* **SET EXERCISE**: Every entry below must be repeated exactly; skip the pictures.
((
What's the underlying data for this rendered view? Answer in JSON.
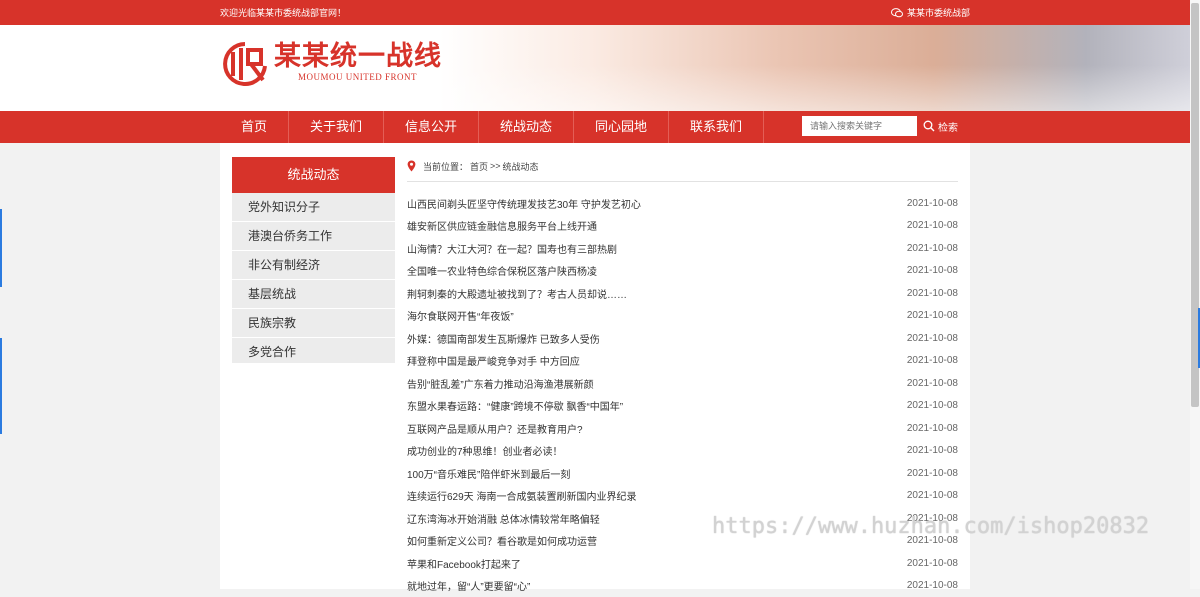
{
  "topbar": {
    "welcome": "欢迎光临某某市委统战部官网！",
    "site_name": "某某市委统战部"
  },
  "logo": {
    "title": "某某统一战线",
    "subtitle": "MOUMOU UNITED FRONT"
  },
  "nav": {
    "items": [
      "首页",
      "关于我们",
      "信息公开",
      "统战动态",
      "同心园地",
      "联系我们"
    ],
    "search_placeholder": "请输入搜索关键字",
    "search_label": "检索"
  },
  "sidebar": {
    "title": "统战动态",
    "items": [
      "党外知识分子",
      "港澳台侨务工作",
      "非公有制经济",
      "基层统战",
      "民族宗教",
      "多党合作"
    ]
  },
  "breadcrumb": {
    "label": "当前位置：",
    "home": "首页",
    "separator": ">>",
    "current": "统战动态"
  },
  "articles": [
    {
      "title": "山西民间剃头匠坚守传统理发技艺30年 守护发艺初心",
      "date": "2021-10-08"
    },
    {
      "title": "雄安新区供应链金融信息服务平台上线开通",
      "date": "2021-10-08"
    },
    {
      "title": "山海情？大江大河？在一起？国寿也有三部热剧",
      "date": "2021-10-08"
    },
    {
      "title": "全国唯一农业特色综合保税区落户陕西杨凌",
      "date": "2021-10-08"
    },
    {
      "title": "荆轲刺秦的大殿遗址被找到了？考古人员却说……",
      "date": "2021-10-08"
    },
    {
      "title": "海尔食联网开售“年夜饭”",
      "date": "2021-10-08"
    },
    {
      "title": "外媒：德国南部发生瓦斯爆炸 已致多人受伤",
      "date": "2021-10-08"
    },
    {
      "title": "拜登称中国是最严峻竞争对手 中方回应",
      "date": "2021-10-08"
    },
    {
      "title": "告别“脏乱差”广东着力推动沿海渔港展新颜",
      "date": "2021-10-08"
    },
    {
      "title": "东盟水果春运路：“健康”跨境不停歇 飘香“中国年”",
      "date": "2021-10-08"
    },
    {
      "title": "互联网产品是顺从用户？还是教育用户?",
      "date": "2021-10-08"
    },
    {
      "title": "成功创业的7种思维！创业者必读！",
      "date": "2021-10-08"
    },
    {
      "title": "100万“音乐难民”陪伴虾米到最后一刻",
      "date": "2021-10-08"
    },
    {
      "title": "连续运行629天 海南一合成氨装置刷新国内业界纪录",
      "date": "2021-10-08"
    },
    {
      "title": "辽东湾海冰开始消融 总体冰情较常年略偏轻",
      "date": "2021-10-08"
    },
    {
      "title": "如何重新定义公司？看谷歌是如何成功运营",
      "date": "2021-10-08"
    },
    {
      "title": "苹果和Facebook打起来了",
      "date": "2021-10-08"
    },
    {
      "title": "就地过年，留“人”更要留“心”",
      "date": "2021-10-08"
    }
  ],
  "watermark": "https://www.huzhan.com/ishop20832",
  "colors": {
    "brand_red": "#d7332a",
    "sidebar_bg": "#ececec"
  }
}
))
* **EXPECTED OUTPUT**:
What's the underlying data for this rendered view? Answer in JSON.
{
  "topbar": {
    "welcome": "欢迎光临某某市委统战部官网！",
    "site_name": "某某市委统战部"
  },
  "logo": {
    "title": "某某统一战线",
    "subtitle": "MOUMOU UNITED FRONT"
  },
  "nav": {
    "items": [
      "首页",
      "关于我们",
      "信息公开",
      "统战动态",
      "同心园地",
      "联系我们"
    ],
    "search_placeholder": "请输入搜索关键字",
    "search_label": "检索"
  },
  "sidebar": {
    "title": "统战动态",
    "items": [
      "党外知识分子",
      "港澳台侨务工作",
      "非公有制经济",
      "基层统战",
      "民族宗教",
      "多党合作"
    ]
  },
  "breadcrumb": {
    "label": "当前位置：",
    "home": "首页",
    "separator": ">>",
    "current": "统战动态"
  },
  "articles": [
    {
      "title": "山西民间剃头匠坚守传统理发技艺30年 守护发艺初心",
      "date": "2021-10-08"
    },
    {
      "title": "雄安新区供应链金融信息服务平台上线开通",
      "date": "2021-10-08"
    },
    {
      "title": "山海情？大江大河？在一起？国寿也有三部热剧",
      "date": "2021-10-08"
    },
    {
      "title": "全国唯一农业特色综合保税区落户陕西杨凌",
      "date": "2021-10-08"
    },
    {
      "title": "荆轲刺秦的大殿遗址被找到了？考古人员却说……",
      "date": "2021-10-08"
    },
    {
      "title": "海尔食联网开售“年夜饭”",
      "date": "2021-10-08"
    },
    {
      "title": "外媒：德国南部发生瓦斯爆炸 已致多人受伤",
      "date": "2021-10-08"
    },
    {
      "title": "拜登称中国是最严峻竞争对手 中方回应",
      "date": "2021-10-08"
    },
    {
      "title": "告别“脏乱差”广东着力推动沿海渔港展新颜",
      "date": "2021-10-08"
    },
    {
      "title": "东盟水果春运路：“健康”跨境不停歇 飘香“中国年”",
      "date": "2021-10-08"
    },
    {
      "title": "互联网产品是顺从用户？还是教育用户?",
      "date": "2021-10-08"
    },
    {
      "title": "成功创业的7种思维！创业者必读！",
      "date": "2021-10-08"
    },
    {
      "title": "100万“音乐难民”陪伴虾米到最后一刻",
      "date": "2021-10-08"
    },
    {
      "title": "连续运行629天 海南一合成氨装置刷新国内业界纪录",
      "date": "2021-10-08"
    },
    {
      "title": "辽东湾海冰开始消融 总体冰情较常年略偏轻",
      "date": "2021-10-08"
    },
    {
      "title": "如何重新定义公司？看谷歌是如何成功运营",
      "date": "2021-10-08"
    },
    {
      "title": "苹果和Facebook打起来了",
      "date": "2021-10-08"
    },
    {
      "title": "就地过年，留“人”更要留“心”",
      "date": "2021-10-08"
    }
  ],
  "watermark": "https://www.huzhan.com/ishop20832",
  "colors": {
    "brand_red": "#d7332a",
    "sidebar_bg": "#ececec"
  }
}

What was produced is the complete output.